### Objective:
Output the full listing below exactly as it reads, and skip anything that is a picture.

### Extracted entries:
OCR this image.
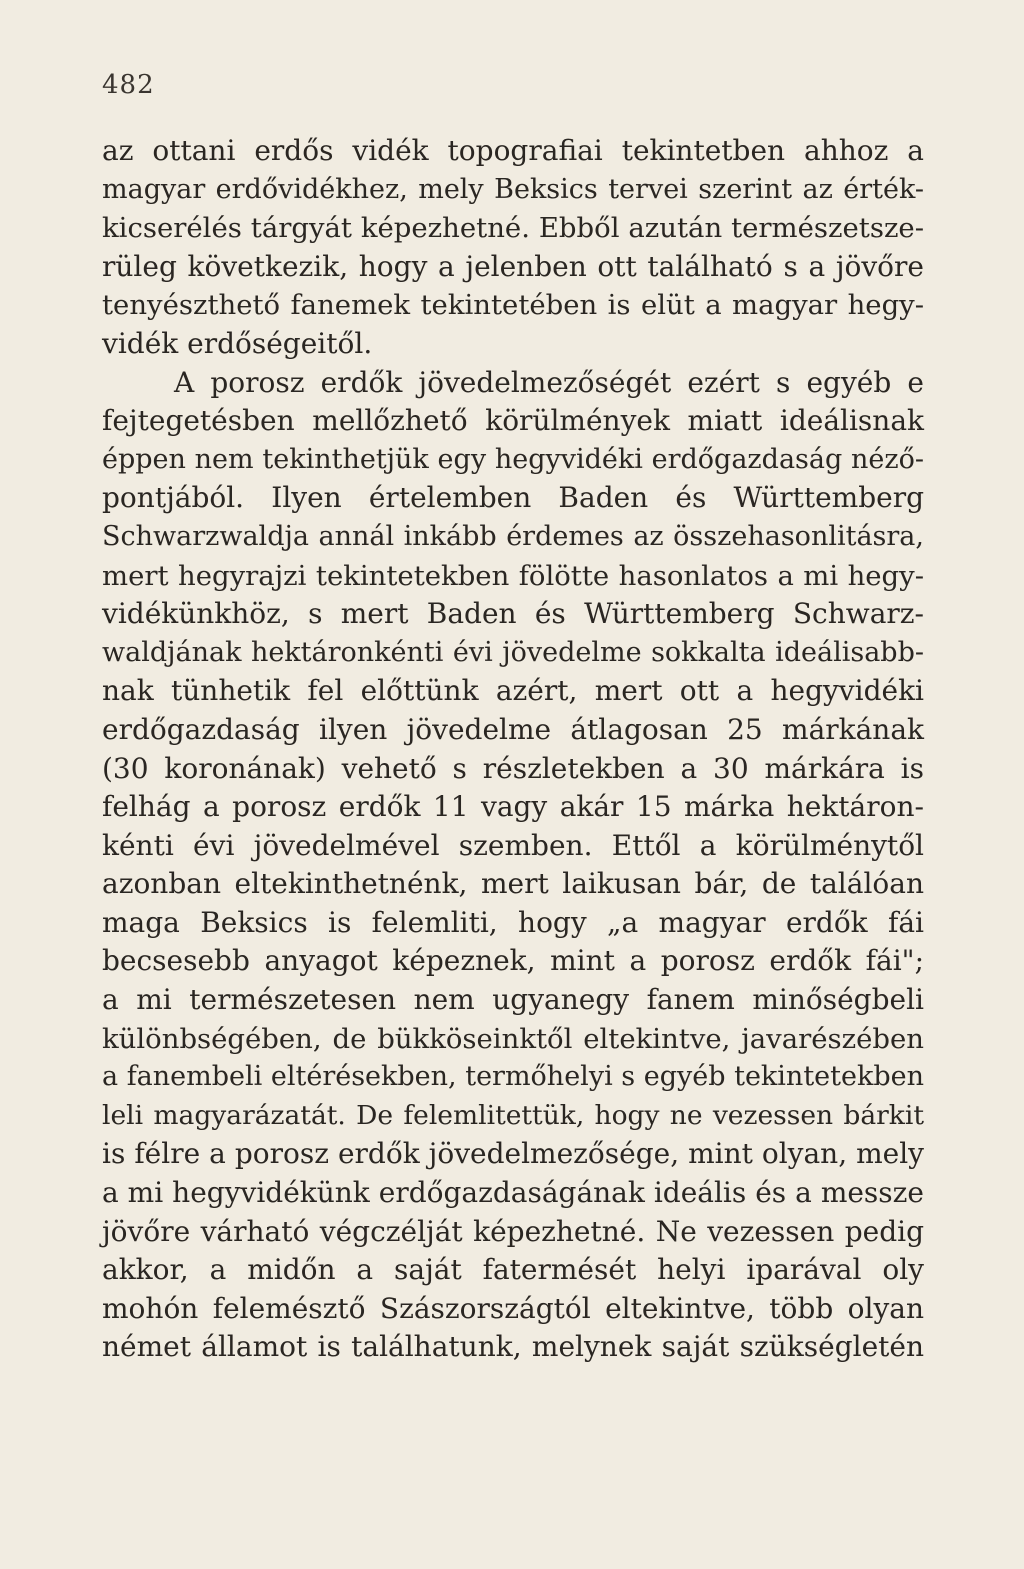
482
az ottani erdős vidék topografiai tekintetben ahhoz a
magyar erdővidékhez, mely Beksics tervei szerint az érték-
kicserélés tárgyát képezhetné. Ebből azután természetsze-
rüleg következik, hogy a jelenben ott található s a jövőre
tenyészthető fanemek tekintetében is elüt a magyar hegy-
vidék erdőségeitől.
A porosz erdők jövedelmezőségét ezért s egyéb e
fejtegetésben mellőzhető körülmények miatt ideálisnak
éppen nem tekinthetjük egy hegyvidéki erdőgazdaság néző-
pontjából. Ilyen értelemben Baden és Württemberg
Schwarzwaldja annál inkább érdemes az összehasonlitásra,
mert hegyrajzi tekintetekben fölötte hasonlatos a mi hegy-
vidékünkhöz, s mert Baden és Württemberg Schwarz-
waldjának hektáronkénti évi jövedelme sokkalta ideálisabb-
nak tünhetik fel előttünk azért, mert ott a hegyvidéki
erdőgazdaság ilyen jövedelme átlagosan 25 márkának
(30 koronának) vehető s részletekben a 30 márkára is
felhág a porosz erdők 11 vagy akár 15 márka hektáron-
kénti évi jövedelmével szemben. Ettől a körülménytől
azonban eltekinthetnénk, mert laikusan bár, de találóan
maga Beksics is felemliti, hogy „a magyar erdők fái
becsesebb anyagot képeznek, mint a porosz erdők fái";
a mi természetesen nem ugyanegy fanem minőségbeli
különbségében, de bükköseinktől eltekintve, javarészében
a fanembeli eltérésekben, termőhelyi s egyéb tekintetekben
leli magyarázatát. De felemlitettük, hogy ne vezessen bárkit
is félre a porosz erdők jövedelmezősége, mint olyan, mely
a mi hegyvidékünk erdőgazdaságának ideális és a messze
jövőre várható végczélját képezhetné. Ne vezessen pedig
akkor, a midőn a saját fatermését helyi iparával oly
mohón felemésztő Szászországtól eltekintve, több olyan
német államot is találhatunk, melynek saját szükségletén
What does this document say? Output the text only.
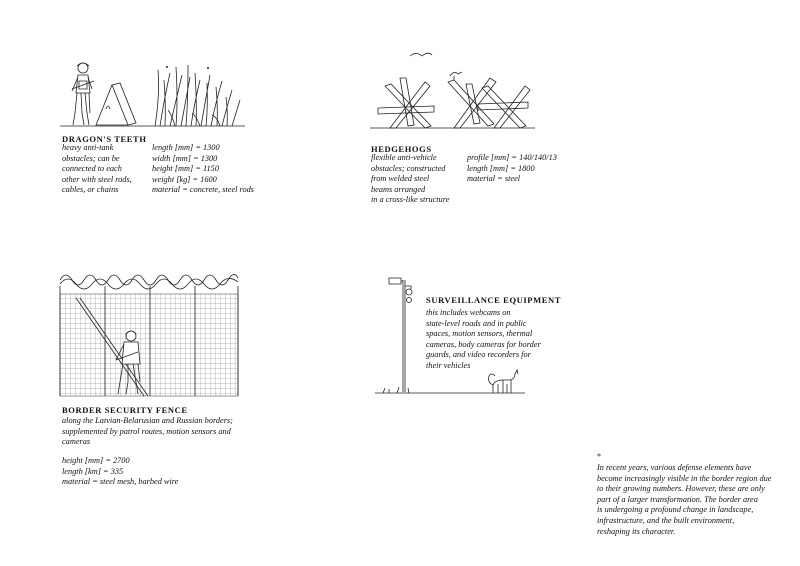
DRAGON'S TEETH
heavy anti-tank
obstacles; can be
connected to each
other with steel rods,
cables, or chains
length [mm] = 1300
width [mm] = 1300
height [mm] = 1150
weight [kg] = 1600
material = concrete, steel rods
HEDGEHOGS
flexible anti-vehicle
obstacles; constructed
from welded steel
beams arranged
in a cross-like structure
profile [mm] = 140/140/13
length [mm] = 1800
material = steel
BORDER SECURITY FENCE
along the Latvian-Belarusian and Russian borders;
supplemented by patrol routes, motion sensors and
cameras
height [mm] = 2700
length [km] = 335
material = steel mesh, barbed wire
SURVEILLANCE EQUIPMENT
this includes webcams on
state-level roads and in public
spaces, motion sensors, thermal
cameras, body cameras for border
guards, and video recorders for
their vehicles
*
In recent years, various defense elements have
become increasingly visible in the border region due
to their growing numbers. However, these are only
part of a larger transformation. The border area
is undergoing a profound change in landscape,
infrastructure, and the built environment,
reshaping its character.
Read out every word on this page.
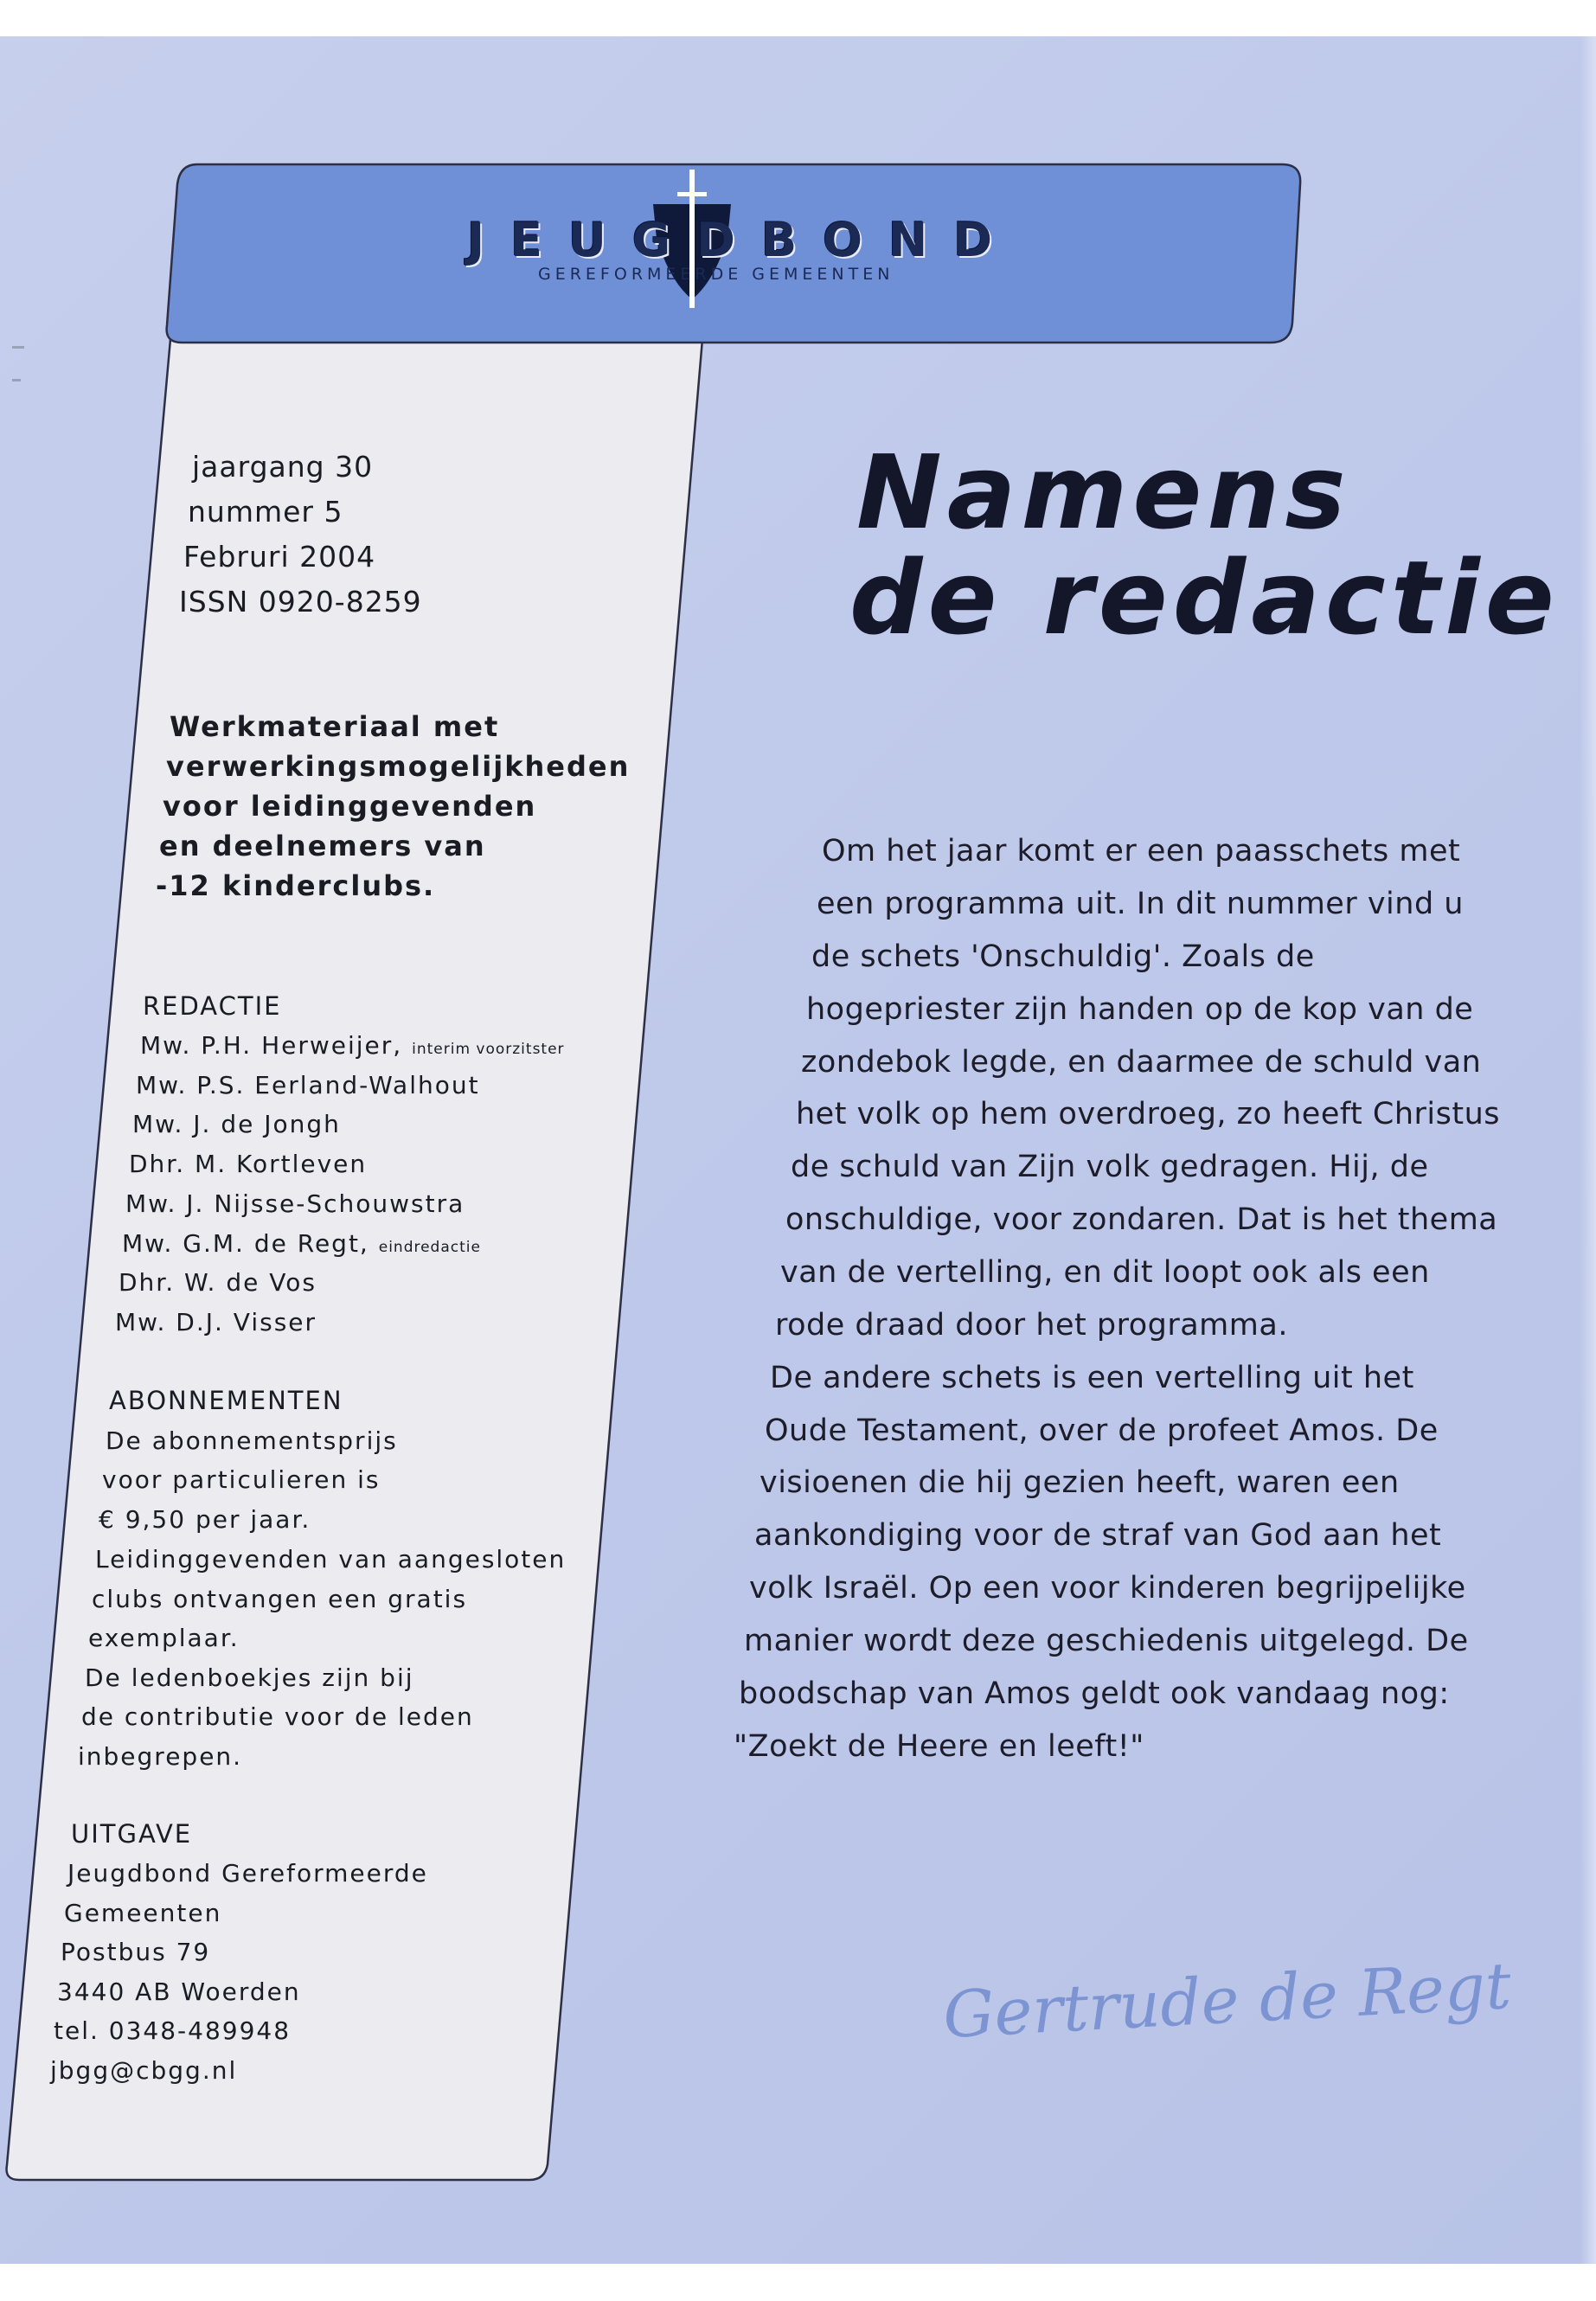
JEUGDBOND
GEREFORMEERDE GEMEENTEN
jaargang 30
nummer 5
Februri 2004
ISSN 0920-8259
Werkmateriaal met
verwerkingsmogelijkheden
voor leidinggevenden
en deelnemers van
-12 kinderclubs.
REDACTIE
Mw. P.H. Herweijer, interim voorzitster
Mw. P.S. Eerland-Walhout
Mw. J. de Jongh
Dhr. M. Kortleven
Mw. J. Nijsse-Schouwstra
Mw. G.M. de Regt, eindredactie
Dhr. W. de Vos
Mw. D.J. Visser
ABONNEMENTEN
De abonnementsprijs
voor particulieren is
€ 9,50 per jaar.
Leidinggevenden van aangesloten
clubs ontvangen een gratis
exemplaar.
De ledenboekjes zijn bij
de contributie voor de leden
inbegrepen.
UITGAVE
Jeugdbond Gereformeerde
Gemeenten
Postbus 79
3440 AB Woerden
tel. 0348-489948
jbgg@cbgg.nl
Namens
de redactie
Om het jaar komt er een paasschets met
een programma uit. In dit nummer vind u
de schets 'Onschuldig'. Zoals de
hogepriester zijn handen op de kop van de
zondebok legde, en daarmee de schuld van
het volk op hem overdroeg, zo heeft Christus
de schuld van Zijn volk gedragen. Hij, de
onschuldige, voor zondaren. Dat is het thema
van de vertelling, en dit loopt ook als een
rode draad door het programma.
De andere schets is een vertelling uit het
Oude Testament, over de profeet Amos. De
visioenen die hij gezien heeft, waren een
aankondiging voor de straf van God aan het
volk Israël. Op een voor kinderen begrijpelijke
manier wordt deze geschiedenis uitgelegd. De
boodschap van Amos geldt ook vandaag nog:
"Zoekt de Heere en leeft!"
Gertrude de Regt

### Solved exercise:
OCR this image.
482
az ottani erdős vidék topografiai tekintetben ahhoz a
magyar erdővidékhez, mely Beksics tervei szerint az érték-
kicserélés tárgyát képezhetné. Ebből azután természetsze-
rüleg következik, hogy a jelenben ott található s a jövőre
tenyészthető fanemek tekintetében is elüt a magyar hegy-
vidék erdőségeitől.
A porosz erdők jövedelmezőségét ezért s egyéb e
fejtegetésben mellőzhető körülmények miatt ideálisnak
éppen nem tekinthetjük egy hegyvidéki erdőgazdaság néző-
pontjából. Ilyen értelemben Baden és Württemberg
Schwarzwaldja annál inkább érdemes az összehasonlitásra,
mert hegyrajzi tekintetekben fölötte hasonlatos a mi hegy-
vidékünkhöz, s mert Baden és Württemberg Schwarz-
waldjának hektáronkénti évi jövedelme sokkalta ideálisabb-
nak tünhetik fel előttünk azért, mert ott a hegyvidéki
erdőgazdaság ilyen jövedelme átlagosan 25 márkának
(30 koronának) vehető s részletekben a 30 márkára is
felhág a porosz erdők 11 vagy akár 15 márka hektáron-
kénti évi jövedelmével szemben. Ettől a körülménytől
azonban eltekinthetnénk, mert laikusan bár, de találóan
maga Beksics is felemliti, hogy „a magyar erdők fái
becsesebb anyagot képeznek, mint a porosz erdők fái";
a mi természetesen nem ugyanegy fanem minőségbeli
különbségében, de bükköseinktől eltekintve, javarészében
a fanembeli eltérésekben, termőhelyi s egyéb tekintetekben
leli magyarázatát. De felemlitettük, hogy ne vezessen bárkit
is félre a porosz erdők jövedelmezősége, mint olyan, mely
a mi hegyvidékünk erdőgazdaságának ideális és a messze
jövőre várható végczélját képezhetné. Ne vezessen pedig
akkor, a midőn a saját fatermését helyi iparával oly
mohón felemésztő Szászországtól eltekintve, több olyan
német államot is találhatunk, melynek saját szükségletén
What does this document say? Output the text only.
DRAGON'S TEETH
heavy anti-tank
obstacles; can be
connected to each
other with steel rods,
cables, or chains
length [mm] = 1300
width [mm] = 1300
height [mm] = 1150
weight [kg] = 1600
material = concrete, steel rods
HEDGEHOGS
flexible anti-vehicle
obstacles; constructed
from welded steel
beams arranged
in a cross-like structure
profile [mm] = 140/140/13
length [mm] = 1800
material = steel
BORDER SECURITY FENCE
along the Latvian-Belarusian and Russian borders;
supplemented by patrol routes, motion sensors and
cameras
height [mm] = 2700
length [km] = 335
material = steel mesh, barbed wire
SURVEILLANCE EQUIPMENT
this includes webcams on
state-level roads and in public
spaces, motion sensors, thermal
cameras, body cameras for border
guards, and video recorders for
their vehicles
*
In recent years, various defense elements have
become increasingly visible in the border region due
to their growing numbers. However, these are only
part of a larger transformation. The border area
is undergoing a profound change in landscape,
infrastructure, and the built environment,
reshaping its character.
Read out every word on this page.
JEUGDBOND
GEREFORMEERDE GEMEENTEN
jaargang 30
nummer 5
Februri 2004
ISSN 0920-8259
Werkmateriaal met
verwerkingsmogelijkheden
voor leidinggevenden
en deelnemers van
-12 kinderclubs.
REDACTIE
Mw. P.H. Herweijer, interim voorzitster
Mw. P.S. Eerland-Walhout
Mw. J. de Jongh
Dhr. M. Kortleven
Mw. J. Nijsse-Schouwstra
Mw. G.M. de Regt, eindredactie
Dhr. W. de Vos
Mw. D.J. Visser
ABONNEMENTEN
De abonnementsprijs
voor particulieren is
€ 9,50 per jaar.
Leidinggevenden van aangesloten
clubs ontvangen een gratis
exemplaar.
De ledenboekjes zijn bij
de contributie voor de leden
inbegrepen.
UITGAVE
Jeugdbond Gereformeerde
Gemeenten
Postbus 79
3440 AB Woerden
tel. 0348-489948
jbgg@cbgg.nl
Namens
de redactie
Om het jaar komt er een paasschets met
een programma uit. In dit nummer vind u
de schets 'Onschuldig'. Zoals de
hogepriester zijn handen op de kop van de
zondebok legde, en daarmee de schuld van
het volk op hem overdroeg, zo heeft Christus
de schuld van Zijn volk gedragen. Hij, de
onschuldige, voor zondaren. Dat is het thema
van de vertelling, en dit loopt ook als een
rode draad door het programma.
De andere schets is een vertelling uit het
Oude Testament, over de profeet Amos. De
visioenen die hij gezien heeft, waren een
aankondiging voor de straf van God aan het
volk Israël. Op een voor kinderen begrijpelijke
manier wordt deze geschiedenis uitgelegd. De
boodschap van Amos geldt ook vandaag nog:
"Zoekt de Heere en leeft!"
Gertrude de Regt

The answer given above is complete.